▶ PROVIDED PASSAGE:
--------------------

Today, most MCP integrations are headless: the assistant calls a tool, then describes results back to the user as text. That works, but it’s clumsy for multistep workflows that need forms, tables, previews, and confirmations.
Enter an emerging idea: an interoperable UI surface for MCP.
What would “MCP UI” standardise?
At minimum, a UI profile for MCP would define:
- View model schema
- A small, declarative component vocabulary (form, list, table, details, media, steps, modal, toast) described as JSON.
- Render hints (compact, dense, read-only), affordances (copy, download), and accessibility semantics.
- Event contract
- Standard UI events (submit, change, select, navigate, open-link) mapped to MCP tool invocations or subscriptions.
- Streaming and progressive updates for long-running calls.
- State and identity
- Session-scoped state shared between the chat thread and the capability (think conversational navigation).
- Identity/permissions handshake so the UI can request scopes at interaction time (e.g., “Read calendar”, “Write PR comments”).
- Linking and shareability
- Deep-linkable views with stable IDs so you can reference “the table you showed me earlier, row 3”.
- Copy/paste across clients: a view rendered in Client A should reconstruct in Client B from its JSON payload.
- Security envelope
- Sandboxed rendering (no arbitrary script from servers), strict data-only contracts.
- Content provenance and redaction controls for sensitive fields.
If this sounds like HTML but for conversations, you’re not far off.
Why embed UI in chat at all?

--------------------

▶ PROVIDED MATERIAL:
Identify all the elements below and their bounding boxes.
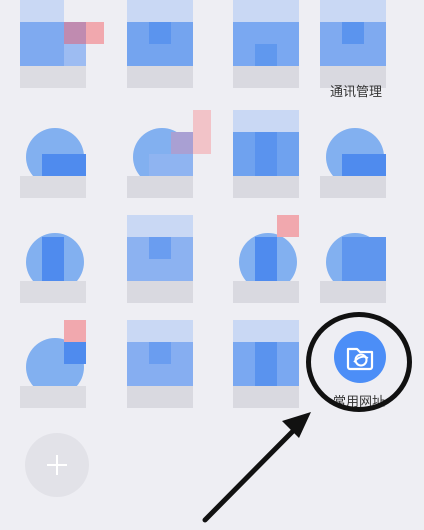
pointer-arrow — [202, 412, 311, 523]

--------------------

▶ WHAT YOU NEED TO DO:
• a. Copy the MCP UI passage word for word, between "- Identity/permissions handshake" and "for sensitive fields.", inclusive.
• b. According to the MCP UI passage, how do most MCP integrations work today?
• c. Continue the passage on MCP UI from its last line.
The material has nothing to do with the passage on MCP UI.

▶ TASK RESULTS:
• a.
- Identity/permissions handshake so the UI can request scopes at interaction time (e.g., “Read calendar”, “Write PR comments”).
- Linking and shareability
- Deep-linkable views with stable IDs so you can reference “the table you showed me earlier, row 3”.
- Copy/paste across clients: a view rendered in Client A should reconstruct in Client B from its JSON payload.
- Security envelope
- Sandboxed rendering (no arbitrary script from servers), strict data-only contracts.
- Content provenance and redaction controls for sensitive fields.

• b. They are headless: the assistant calls a tool, then describes the results back to the user as text.

• c.
- Reduced context switching: Users stay in flow. No auth popups or tab juggling.
- Trust-through-consistency: Common controls and permission prompts across assistants.
- Better correctness: Forms and previews reduce ambiguous, lossy natural-language back-and-forth.
- Collaboration: A single chat thread becomes a multiplayer surface with shared state and auditability.
A mental model: the conversational SPA
Picture a chat thread as a minimal shell. Messages are narrative. MCP UI views are the panels that appear inline. The assistant orchestrates:
- Discovery: “I can schedule events” → presents a schedule form.
- Data: Tool returns a table of available slots → paginated list with filters.
- Action: User selects, grants calendar scope → tool executes, UI updates with a confirmation card.
- Share: Copy the confirmation card to another channel; it re-hydrates in their client.
All of this is serializable as JSON views and events, with no bespoke plugin per client.
Example: Booking a meeting inside chat
- User: “Find a 30-minute slot with Jane next week and invite the design team.”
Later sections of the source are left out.